→ **Passage**:
# RAF Museum London



## DerAdlerIstGelandet (Nov 14, 2010)

A few weeks ago I flew up to London to go and see my NFL team the San Francisco 49ers play the Denver Broncos in London. While I was there I took the time to check out the RAF Museum. Absolutely amazing museum and well worth the visit. 

Here are some of the pics I took at the museum. Unfortunately I had my camera set wrong, so some of the pics are very dark and did not come out well. Oh well, that just gives me another excuse to fly to London and retake the pics! 

I have broken them down by type of aircraft and the year the actual aircraft was built.

*de Havilland Mosquito B35 (1945)*












*Fokker DVII (1918) *






*Hawker Hart II (1931)*






*Kawasaki Ki-100-1b (1945)*
















Messerschmitt Bf 109G-2 (1942)

























*
Messerschmitt Me 262A-2a Schwalbe (1945)*





















*North American P-51D Mustang (1945)*
















*Sopwith F1 Camel (1918)*


----------



## vikingBerserker (Nov 14, 2010)

Beautiful pics! Definitely one of the places I want to visit.


----------



## DerAdlerIstGelandet (Nov 14, 2010)

*Avro Lancaster MK.1 (1942)*





















*Avro Vulcan B2 (1961)*






*Boeing B17G Fortress (1945)*
















*Consolidated B24L-20-FO Liberator (1944)*











*Focke Wulf Fw190A-8/U-1 (1944)*











*Handley Page Halifax Mk.II (1942)*

This actual aircraft took part in the failed attack on the Tirpitz on 27 Apr 1942 and was shot down by the Battleships AA guns.

→ **Record set**:

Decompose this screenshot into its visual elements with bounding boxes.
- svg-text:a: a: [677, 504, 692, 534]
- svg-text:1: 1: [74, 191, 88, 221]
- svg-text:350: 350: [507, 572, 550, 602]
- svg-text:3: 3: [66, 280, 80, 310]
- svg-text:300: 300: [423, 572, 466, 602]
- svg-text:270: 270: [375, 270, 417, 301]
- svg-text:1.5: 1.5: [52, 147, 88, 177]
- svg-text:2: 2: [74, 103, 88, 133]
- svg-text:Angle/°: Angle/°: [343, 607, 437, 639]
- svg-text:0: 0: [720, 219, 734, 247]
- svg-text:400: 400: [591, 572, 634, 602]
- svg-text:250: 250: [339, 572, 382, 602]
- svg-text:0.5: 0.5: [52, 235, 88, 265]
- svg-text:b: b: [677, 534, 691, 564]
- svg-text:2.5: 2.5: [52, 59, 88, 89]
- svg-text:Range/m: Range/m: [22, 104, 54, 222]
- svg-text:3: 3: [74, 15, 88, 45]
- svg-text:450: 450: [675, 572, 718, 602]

→ **Objective**: Please translate this sentence from the RAF Museum thread into Spanish: "While I was there I took the time to check out the RAF Museum."

→ **Expected answer**: Mientras estaba allí, me tomé el tiempo de visitar el Museo de la RAF.